Each record must be reproduced exactly as it is shown.
— Begin MATERIAL FOR THIS TASK —
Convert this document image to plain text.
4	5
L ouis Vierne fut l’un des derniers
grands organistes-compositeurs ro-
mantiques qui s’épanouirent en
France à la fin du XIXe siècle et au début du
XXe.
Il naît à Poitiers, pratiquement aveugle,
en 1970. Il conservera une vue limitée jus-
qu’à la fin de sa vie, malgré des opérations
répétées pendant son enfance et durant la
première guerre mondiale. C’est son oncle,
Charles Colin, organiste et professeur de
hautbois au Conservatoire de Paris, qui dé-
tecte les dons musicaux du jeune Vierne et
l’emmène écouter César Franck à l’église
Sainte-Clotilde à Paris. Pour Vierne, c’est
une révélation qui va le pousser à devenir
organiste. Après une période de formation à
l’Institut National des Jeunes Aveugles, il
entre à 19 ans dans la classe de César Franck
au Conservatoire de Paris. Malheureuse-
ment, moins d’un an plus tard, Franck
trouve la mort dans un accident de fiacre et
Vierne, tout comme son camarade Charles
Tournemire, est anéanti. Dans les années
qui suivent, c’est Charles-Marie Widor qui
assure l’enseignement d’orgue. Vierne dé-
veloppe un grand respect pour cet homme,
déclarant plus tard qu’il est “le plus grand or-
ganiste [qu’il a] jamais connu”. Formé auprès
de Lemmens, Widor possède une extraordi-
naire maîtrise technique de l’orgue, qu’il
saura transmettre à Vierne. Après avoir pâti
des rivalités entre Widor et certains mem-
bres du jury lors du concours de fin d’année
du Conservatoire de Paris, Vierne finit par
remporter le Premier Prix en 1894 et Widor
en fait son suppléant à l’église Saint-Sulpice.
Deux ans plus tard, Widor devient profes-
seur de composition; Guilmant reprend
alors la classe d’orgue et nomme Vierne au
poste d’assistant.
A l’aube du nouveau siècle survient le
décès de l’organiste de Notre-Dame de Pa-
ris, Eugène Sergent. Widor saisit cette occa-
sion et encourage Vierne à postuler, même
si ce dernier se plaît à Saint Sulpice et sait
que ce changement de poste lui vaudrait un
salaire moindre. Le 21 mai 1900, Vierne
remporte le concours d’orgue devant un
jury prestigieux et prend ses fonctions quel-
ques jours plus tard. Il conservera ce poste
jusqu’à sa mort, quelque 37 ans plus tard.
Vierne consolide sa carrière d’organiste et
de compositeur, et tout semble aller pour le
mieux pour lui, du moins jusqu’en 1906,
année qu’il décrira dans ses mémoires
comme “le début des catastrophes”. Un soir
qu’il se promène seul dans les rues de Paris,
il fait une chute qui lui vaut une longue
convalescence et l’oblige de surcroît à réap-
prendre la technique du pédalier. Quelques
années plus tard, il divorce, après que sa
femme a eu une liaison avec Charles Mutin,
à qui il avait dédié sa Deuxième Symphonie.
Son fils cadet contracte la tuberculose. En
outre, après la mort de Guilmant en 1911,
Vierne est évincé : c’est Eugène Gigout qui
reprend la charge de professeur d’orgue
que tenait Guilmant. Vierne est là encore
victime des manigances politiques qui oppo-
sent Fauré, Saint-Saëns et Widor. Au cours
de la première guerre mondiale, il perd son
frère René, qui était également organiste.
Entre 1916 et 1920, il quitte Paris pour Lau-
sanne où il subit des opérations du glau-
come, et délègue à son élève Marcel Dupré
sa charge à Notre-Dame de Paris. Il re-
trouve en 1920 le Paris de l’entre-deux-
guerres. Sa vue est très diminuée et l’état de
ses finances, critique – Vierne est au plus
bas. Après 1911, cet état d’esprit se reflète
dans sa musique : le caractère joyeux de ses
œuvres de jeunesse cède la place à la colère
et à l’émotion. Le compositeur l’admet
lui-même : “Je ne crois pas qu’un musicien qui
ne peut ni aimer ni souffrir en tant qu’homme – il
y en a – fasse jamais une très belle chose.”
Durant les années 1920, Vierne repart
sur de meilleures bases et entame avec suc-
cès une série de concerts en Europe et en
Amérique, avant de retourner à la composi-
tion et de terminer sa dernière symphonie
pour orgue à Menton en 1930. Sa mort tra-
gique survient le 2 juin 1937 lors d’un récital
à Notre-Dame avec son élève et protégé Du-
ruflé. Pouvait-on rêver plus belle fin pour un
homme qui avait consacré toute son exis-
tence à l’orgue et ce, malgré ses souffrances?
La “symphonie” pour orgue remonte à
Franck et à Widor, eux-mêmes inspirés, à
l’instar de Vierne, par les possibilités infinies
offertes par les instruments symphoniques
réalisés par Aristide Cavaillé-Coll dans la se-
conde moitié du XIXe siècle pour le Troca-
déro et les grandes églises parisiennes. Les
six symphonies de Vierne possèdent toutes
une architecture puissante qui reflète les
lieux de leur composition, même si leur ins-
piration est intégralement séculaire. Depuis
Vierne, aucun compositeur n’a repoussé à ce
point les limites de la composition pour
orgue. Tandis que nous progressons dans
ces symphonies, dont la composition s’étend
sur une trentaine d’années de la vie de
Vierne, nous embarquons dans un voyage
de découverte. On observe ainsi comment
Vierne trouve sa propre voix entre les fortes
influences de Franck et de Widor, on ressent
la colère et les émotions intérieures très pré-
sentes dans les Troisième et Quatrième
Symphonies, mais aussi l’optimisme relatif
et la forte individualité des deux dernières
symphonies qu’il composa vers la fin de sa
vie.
— End MATERIAL FOR THIS TASK —
**SOLUTION TO THIS PROBLEM**:
Convert this document image to plain text.
4	5
L ouis Vierne fut l’un des derniers
grands organistes-compositeurs ro-
mantiques qui s’épanouirent en
France à la fin du XIXe siècle et au début du
XXe.
Il naît à Poitiers, pratiquement aveugle,
en 1970. Il conservera une vue limitée jus-
qu’à la fin de sa vie, malgré des opérations
répétées pendant son enfance et durant la
première guerre mondiale. C’est son oncle,
Charles Colin, organiste et professeur de
hautbois au Conservatoire de Paris, qui dé-
tecte les dons musicaux du jeune Vierne et
l’emmène écouter César Franck à l’église
Sainte-Clotilde à Paris. Pour Vierne, c’est
une révélation qui va le pousser à devenir
organiste. Après une période de formation à
l’Institut National des Jeunes Aveugles, il
entre à 19 ans dans la classe de César Franck
au Conservatoire de Paris. Malheureuse-
ment, moins d’un an plus tard, Franck
trouve la mort dans un accident de fiacre et
Vierne, tout comme son camarade Charles
Tournemire, est anéanti. Dans les années
qui suivent, c’est Charles-Marie Widor qui
assure l’enseignement d’orgue. Vierne dé-
veloppe un grand respect pour cet homme,
déclarant plus tard qu’il est “le plus grand or-
ganiste [qu’il a] jamais connu”. Formé auprès
de Lemmens, Widor possède une extraordi-
naire maîtrise technique de l’orgue, qu’il
saura transmettre à Vierne. Après avoir pâti
des rivalités entre Widor et certains mem-
bres du jury lors du concours de fin d’année
du Conservatoire de Paris, Vierne finit par
remporter le Premier Prix en 1894 et Widor
en fait son suppléant à l’église Saint-Sulpice.
Deux ans plus tard, Widor devient profes-
seur de composition; Guilmant reprend
alors la classe d’orgue et nomme Vierne au
poste d’assistant.
A l’aube du nouveau siècle survient le
décès de l’organiste de Notre-Dame de Pa-
ris, Eugène Sergent. Widor saisit cette occa-
sion et encourage Vierne à postuler, même
si ce dernier se plaît à Saint Sulpice et sait
que ce changement de poste lui vaudrait un
salaire moindre. Le 21 mai 1900, Vierne
remporte le concours d’orgue devant un
jury prestigieux et prend ses fonctions quel-
ques jours plus tard. Il conservera ce poste
jusqu’à sa mort, quelque 37 ans plus tard.
Vierne consolide sa carrière d’organiste et
de compositeur, et tout semble aller pour le
mieux pour lui, du moins jusqu’en 1906,
année qu’il décrira dans ses mémoires
comme “le début des catastrophes”. Un soir
qu’il se promène seul dans les rues de Paris,
il fait une chute qui lui vaut une longue
convalescence et l’oblige de surcroît à réap-
prendre la technique du pédalier. Quelques
années plus tard, il divorce, après que sa
femme a eu une liaison avec Charles Mutin,
à qui il avait dédié sa Deuxième Symphonie.
Son fils cadet contracte la tuberculose. En
outre, après la mort de Guilmant en 1911,
Vierne est évincé : c’est Eugène Gigout qui
reprend la charge de professeur d’orgue
que tenait Guilmant. Vierne est là encore
victime des manigances politiques qui oppo-
sent Fauré, Saint-Saëns et Widor. Au cours
de la première guerre mondiale, il perd son
frère René, qui était également organiste.
Entre 1916 et 1920, il quitte Paris pour Lau-
sanne où il subit des opérations du glau-
come, et délègue à son élève Marcel Dupré
sa charge à Notre-Dame de Paris. Il re-
trouve en 1920 le Paris de l’entre-deux-
guerres. Sa vue est très diminuée et l’état de
ses finances, critique – Vierne est au plus
bas. Après 1911, cet état d’esprit se reflète
dans sa musique : le caractère joyeux de ses
œuvres de jeunesse cède la place à la colère
et à l’émotion. Le compositeur l’admet
lui-même : “Je ne crois pas qu’un musicien qui
ne peut ni aimer ni souffrir en tant qu’homme – il
y en a – fasse jamais une très belle chose.”
Durant les années 1920, Vierne repart
sur de meilleures bases et entame avec suc-
cès une série de concerts en Europe et en
Amérique, avant de retourner à la composi-
tion et de terminer sa dernière symphonie
pour orgue à Menton en 1930. Sa mort tra-
gique survient le 2 juin 1937 lors d’un récital
à Notre-Dame avec son élève et protégé Du-
ruflé. Pouvait-on rêver plus belle fin pour un
homme qui avait consacré toute son exis-
tence à l’orgue et ce, malgré ses souffrances?
La “symphonie” pour orgue remonte à
Franck et à Widor, eux-mêmes inspirés, à
l’instar de Vierne, par les possibilités infinies
offertes par les instruments symphoniques
réalisés par Aristide Cavaillé-Coll dans la se-
conde moitié du XIXe siècle pour le Troca-
déro et les grandes églises parisiennes. Les
six symphonies de Vierne possèdent toutes
une architecture puissante qui reflète les
lieux de leur composition, même si leur ins-
piration est intégralement séculaire. Depuis
Vierne, aucun compositeur n’a repoussé à ce
point les limites de la composition pour
orgue. Tandis que nous progressons dans
ces symphonies, dont la composition s’étend
sur une trentaine d’années de la vie de
Vierne, nous embarquons dans un voyage
de découverte. On observe ainsi comment
Vierne trouve sa propre voix entre les fortes
influences de Franck et de Widor, on ressent
la colère et les émotions intérieures très pré-
sentes dans les Troisième et Quatrième
Symphonies, mais aussi l’optimisme relatif
et la forte individualité des deux dernières
symphonies qu’il composa vers la fin de sa
vie.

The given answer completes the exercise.